Please answer these questions from the text about David Cottrill:
(a) What was the title of his op-ed page column?
(b) At what age did he die?
(c) For how many years was he a member of the Barbershop Harmony Society?

Text:
......

David Cottrill wrote news stories and editorials with the Mountain Messenger for several years in the early 2000s.
He often characterized himself as “the oldest living newspaper reporter.” His op-ed page column, titled “The April Fool,” was named because he was born on April Fool’s Day, a day when many jokes are told, various hoaxes are prepared, and the media sometimes contrives to make incredible “information” more credible. Cottrill’s columns, written during the George W. Bush years in the White House, were anything but jokes and hoaxes, rather, they were more like highly animated opinions representing one side of the political spectrum.
Cottrill left the paper around 2008, and, with his wife, Linda, moved to retire in Charleston. He died on Aug. 23, 2017 at age 86. Those employees still at the Messenger who knew him remember him well with fondness.
Publisher Michael Showell said, “David always tried to see things as they really were. And he was always humble.”
“He never expressed his own opinion by saying ‘I think this or I think that.’ Instead, he quoted other sources – political news sources or, very often, the views of a philosopher of a bygone era, to highlight the point he was trying to make,” said Showell.
“He was a good, kind-hearted, compassionate man,” recalls Kathy Hunter. “He always said the funniest things to make me smile.” She and Jeanette Albaugh both remembered how much he enjoyed singing a capella with the local barbershop quartet. “He had a beautiful voice,” said Hunter.
Singing in a cappella harmony was a lifelong avocation for Cottrill. He was a 45-year member of the international Barbershop Harmony Society, and where ever he and Linda lived, whether in West Virginia, Florida or Maryland, they joined the local branch and sang a cappella in a quartet group.
Cottrill read extensively and his writings reflected his love of little-used words. When sprinkled throughout his columns, this reader had to reach for the dictionary in order to unravel his intent and apply it within the context of the subject matter at hand. “I always thought his take on things were spot on,” said Peggy Mackenzie. “David was gracious and deferential when you met him, and never opinionated in person.”

......

Excerpted records:
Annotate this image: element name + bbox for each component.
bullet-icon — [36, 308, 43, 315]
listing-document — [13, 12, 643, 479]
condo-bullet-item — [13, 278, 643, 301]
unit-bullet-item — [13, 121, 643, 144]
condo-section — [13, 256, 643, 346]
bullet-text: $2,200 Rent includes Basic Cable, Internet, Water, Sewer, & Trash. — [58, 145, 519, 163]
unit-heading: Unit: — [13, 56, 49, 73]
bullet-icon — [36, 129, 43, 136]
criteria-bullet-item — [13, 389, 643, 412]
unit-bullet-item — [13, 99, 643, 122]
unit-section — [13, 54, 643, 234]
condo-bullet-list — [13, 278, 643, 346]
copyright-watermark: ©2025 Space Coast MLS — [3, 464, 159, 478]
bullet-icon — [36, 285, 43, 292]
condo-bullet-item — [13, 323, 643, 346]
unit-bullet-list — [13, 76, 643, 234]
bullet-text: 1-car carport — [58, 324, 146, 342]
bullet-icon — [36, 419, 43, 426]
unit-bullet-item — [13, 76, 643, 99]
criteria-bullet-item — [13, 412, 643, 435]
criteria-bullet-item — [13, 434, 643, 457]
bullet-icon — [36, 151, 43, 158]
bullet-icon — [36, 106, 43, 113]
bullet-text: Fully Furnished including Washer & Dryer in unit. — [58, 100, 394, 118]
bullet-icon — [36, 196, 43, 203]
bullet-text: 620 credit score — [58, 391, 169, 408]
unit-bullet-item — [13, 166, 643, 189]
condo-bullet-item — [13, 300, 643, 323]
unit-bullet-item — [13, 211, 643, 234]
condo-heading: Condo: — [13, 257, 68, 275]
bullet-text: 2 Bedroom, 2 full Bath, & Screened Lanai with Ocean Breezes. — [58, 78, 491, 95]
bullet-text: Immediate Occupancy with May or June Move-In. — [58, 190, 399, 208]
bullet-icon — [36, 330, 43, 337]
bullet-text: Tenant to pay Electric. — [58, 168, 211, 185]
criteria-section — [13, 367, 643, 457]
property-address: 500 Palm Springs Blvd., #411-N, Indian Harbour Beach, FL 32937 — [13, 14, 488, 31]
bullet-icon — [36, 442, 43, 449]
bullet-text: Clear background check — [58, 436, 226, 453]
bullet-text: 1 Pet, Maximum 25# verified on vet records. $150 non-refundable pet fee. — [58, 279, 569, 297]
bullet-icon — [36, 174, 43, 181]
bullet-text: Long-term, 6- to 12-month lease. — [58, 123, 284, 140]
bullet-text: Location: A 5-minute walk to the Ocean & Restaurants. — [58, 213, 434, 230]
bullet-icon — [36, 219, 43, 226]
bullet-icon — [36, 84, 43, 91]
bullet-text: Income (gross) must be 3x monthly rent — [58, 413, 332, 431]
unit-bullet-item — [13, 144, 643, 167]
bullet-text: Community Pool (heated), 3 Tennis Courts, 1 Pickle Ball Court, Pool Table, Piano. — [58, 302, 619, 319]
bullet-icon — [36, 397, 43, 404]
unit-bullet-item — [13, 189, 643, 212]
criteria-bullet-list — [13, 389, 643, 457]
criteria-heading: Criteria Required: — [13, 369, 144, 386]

......

Answer for this exercise:
(a) "The April Fool"
(b) 86
(c) 45 years